Ambition. Mettre au défi un auteur d’écrire à partir d’images, l’ambition de cette nouvelle collection de la maison d’édition lavalloise (créée par Armelle Pain et Willy Durand début 2016) a ici au moins une vertu : celle d’appliquer à l’écriture les contraintes photographiques du cadre et de la pose. En clair, le texte poétique de Stéphane Bouquet s’attache à rester dans l’immobilité et dans un point de vue unique : tout ce qui est au-delà de la photo, son héroïne fatiguée ne peut que tenter de l’imaginer. Cette femme, désignée seulement par un «elle», avant de devenir un «je» dans la dernière partie, scrute le monde qui s’affiche devant elle, à la fois pour chercher à en saisir la clé («un nouveau secret gît dans le paysage») et pour essayer d’en sortir («Comme si la photo allait ouvrir, suite à une bourrasque improviste, sur un nouveau monde tout à fait ailleurs») .

**JEU DE DONNÉES**
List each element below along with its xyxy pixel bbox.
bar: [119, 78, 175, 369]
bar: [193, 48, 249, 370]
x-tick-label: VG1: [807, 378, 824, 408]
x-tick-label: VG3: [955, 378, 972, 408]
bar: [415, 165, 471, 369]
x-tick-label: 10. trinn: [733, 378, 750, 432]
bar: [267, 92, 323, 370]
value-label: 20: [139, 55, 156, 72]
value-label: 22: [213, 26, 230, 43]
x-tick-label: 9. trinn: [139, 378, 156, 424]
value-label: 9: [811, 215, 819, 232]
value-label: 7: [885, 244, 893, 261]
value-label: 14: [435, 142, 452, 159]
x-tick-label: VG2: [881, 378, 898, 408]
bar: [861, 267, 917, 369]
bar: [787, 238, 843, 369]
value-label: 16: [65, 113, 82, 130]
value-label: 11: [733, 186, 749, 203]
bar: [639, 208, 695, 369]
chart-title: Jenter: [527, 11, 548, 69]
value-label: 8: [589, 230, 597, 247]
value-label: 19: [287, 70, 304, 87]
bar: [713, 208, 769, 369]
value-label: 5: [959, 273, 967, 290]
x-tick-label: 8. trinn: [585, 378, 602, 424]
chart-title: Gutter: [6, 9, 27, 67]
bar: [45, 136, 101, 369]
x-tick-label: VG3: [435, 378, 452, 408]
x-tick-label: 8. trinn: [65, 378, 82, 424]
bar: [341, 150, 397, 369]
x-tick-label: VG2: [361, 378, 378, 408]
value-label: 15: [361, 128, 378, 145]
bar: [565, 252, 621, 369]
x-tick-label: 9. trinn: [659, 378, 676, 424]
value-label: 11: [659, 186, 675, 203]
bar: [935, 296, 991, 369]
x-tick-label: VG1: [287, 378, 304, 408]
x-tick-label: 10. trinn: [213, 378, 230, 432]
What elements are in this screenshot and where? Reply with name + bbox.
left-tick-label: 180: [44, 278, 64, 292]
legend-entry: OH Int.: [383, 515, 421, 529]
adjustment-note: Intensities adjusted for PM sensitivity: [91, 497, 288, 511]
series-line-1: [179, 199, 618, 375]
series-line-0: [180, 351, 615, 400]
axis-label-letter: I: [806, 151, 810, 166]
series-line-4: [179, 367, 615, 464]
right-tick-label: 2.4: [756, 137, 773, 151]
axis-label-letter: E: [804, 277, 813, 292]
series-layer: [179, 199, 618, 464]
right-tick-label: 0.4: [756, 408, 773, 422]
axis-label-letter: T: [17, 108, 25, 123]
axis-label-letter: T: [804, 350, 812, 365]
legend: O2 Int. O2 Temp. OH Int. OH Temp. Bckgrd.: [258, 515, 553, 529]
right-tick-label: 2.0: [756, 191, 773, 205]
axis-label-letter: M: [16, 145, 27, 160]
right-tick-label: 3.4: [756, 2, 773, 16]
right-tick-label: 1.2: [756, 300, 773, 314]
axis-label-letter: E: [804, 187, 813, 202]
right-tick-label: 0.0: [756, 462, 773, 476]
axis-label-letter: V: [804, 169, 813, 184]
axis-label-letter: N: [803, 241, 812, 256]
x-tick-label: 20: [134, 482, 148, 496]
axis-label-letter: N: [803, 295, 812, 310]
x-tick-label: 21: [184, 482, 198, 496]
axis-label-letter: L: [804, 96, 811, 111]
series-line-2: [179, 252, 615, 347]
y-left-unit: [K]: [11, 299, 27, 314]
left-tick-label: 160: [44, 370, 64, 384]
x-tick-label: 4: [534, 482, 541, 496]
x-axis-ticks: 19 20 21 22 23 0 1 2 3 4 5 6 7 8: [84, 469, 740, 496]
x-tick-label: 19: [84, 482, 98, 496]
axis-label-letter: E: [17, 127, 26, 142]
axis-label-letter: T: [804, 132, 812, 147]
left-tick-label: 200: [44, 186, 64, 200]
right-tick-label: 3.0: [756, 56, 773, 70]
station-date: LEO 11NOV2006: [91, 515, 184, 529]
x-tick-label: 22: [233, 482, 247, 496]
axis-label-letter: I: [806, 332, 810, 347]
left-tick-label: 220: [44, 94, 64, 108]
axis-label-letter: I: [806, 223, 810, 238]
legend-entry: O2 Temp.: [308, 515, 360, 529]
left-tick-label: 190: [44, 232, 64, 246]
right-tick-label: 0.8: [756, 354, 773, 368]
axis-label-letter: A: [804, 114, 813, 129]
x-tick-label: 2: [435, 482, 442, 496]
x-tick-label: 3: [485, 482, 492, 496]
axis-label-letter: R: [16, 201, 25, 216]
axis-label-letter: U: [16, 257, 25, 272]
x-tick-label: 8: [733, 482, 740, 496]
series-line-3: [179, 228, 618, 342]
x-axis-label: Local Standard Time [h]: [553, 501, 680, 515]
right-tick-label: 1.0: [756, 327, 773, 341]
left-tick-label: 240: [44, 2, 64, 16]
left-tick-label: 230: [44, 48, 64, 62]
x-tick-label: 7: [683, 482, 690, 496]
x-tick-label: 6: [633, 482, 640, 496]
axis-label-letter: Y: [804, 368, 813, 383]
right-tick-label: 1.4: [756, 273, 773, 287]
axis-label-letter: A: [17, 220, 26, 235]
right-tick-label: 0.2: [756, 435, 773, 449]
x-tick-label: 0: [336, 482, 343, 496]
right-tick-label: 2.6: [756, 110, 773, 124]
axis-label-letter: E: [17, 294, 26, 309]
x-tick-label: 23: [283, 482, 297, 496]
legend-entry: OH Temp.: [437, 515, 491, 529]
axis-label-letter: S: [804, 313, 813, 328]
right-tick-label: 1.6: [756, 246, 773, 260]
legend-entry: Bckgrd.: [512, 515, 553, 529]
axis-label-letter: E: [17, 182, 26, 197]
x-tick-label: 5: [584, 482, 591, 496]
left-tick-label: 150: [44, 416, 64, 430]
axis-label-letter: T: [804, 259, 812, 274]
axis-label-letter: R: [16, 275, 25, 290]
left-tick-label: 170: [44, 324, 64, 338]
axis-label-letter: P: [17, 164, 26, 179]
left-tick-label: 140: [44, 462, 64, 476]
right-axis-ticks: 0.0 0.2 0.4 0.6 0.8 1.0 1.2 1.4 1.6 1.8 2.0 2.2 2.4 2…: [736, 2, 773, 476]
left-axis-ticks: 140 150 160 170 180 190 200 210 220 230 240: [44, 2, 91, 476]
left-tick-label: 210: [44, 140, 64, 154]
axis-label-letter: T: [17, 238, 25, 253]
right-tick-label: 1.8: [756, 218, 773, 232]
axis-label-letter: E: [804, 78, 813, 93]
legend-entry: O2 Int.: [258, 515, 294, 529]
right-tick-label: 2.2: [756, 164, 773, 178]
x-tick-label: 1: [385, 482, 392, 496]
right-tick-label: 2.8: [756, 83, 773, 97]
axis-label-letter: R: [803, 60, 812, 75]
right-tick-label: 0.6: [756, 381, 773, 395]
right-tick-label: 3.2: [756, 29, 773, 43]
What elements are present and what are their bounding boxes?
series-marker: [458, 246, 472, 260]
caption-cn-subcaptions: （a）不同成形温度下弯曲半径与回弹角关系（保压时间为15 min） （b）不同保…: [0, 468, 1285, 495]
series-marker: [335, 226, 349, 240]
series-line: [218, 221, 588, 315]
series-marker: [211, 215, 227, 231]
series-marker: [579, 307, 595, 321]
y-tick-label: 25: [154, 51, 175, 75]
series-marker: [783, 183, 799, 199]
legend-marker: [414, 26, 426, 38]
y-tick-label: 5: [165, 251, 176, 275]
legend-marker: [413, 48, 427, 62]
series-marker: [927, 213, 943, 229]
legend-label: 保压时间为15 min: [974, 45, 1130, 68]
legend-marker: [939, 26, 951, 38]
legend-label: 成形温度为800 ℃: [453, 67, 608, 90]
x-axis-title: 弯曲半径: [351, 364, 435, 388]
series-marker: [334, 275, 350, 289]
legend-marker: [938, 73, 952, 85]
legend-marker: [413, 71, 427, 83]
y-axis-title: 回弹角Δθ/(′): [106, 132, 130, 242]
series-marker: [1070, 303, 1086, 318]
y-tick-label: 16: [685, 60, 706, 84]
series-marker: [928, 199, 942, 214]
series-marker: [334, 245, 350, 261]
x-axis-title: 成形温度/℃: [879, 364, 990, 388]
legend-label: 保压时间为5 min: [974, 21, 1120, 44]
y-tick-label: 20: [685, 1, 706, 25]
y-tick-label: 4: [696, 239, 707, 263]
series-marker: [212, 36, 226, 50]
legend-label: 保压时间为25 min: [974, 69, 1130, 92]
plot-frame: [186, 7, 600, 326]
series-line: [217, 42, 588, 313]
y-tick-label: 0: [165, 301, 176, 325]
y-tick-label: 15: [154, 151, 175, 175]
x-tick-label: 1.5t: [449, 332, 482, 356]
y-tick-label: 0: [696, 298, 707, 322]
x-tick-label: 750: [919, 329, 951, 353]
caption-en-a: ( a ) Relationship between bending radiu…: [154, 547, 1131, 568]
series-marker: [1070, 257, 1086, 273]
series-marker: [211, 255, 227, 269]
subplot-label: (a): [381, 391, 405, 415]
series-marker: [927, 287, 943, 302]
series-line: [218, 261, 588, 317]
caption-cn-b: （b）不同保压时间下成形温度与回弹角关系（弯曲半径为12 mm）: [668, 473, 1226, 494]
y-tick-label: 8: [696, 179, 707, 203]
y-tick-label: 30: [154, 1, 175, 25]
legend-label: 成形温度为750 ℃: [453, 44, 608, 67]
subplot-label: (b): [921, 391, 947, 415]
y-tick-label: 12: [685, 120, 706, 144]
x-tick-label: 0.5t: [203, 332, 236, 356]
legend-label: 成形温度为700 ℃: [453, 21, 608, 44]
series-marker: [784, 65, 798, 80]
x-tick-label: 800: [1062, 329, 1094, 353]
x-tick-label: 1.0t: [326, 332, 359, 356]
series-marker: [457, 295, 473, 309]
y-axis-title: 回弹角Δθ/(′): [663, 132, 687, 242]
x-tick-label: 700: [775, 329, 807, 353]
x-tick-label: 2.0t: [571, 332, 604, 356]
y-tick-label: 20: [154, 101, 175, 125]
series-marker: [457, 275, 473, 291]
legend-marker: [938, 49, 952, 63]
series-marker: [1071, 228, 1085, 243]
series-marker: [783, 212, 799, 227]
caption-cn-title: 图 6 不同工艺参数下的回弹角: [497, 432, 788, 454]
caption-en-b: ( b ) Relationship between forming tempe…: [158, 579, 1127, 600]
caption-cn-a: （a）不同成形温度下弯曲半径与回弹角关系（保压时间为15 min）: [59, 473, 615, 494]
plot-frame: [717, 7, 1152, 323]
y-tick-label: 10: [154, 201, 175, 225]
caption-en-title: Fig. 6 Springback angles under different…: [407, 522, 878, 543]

**CONSIGNE**
D'après l'extrait, qui a créé la maison d'édition lavalloise, et à quel moment ?

**RÉPONSE**
Armelle Pain et Willy Durand l'ont créée début 2016.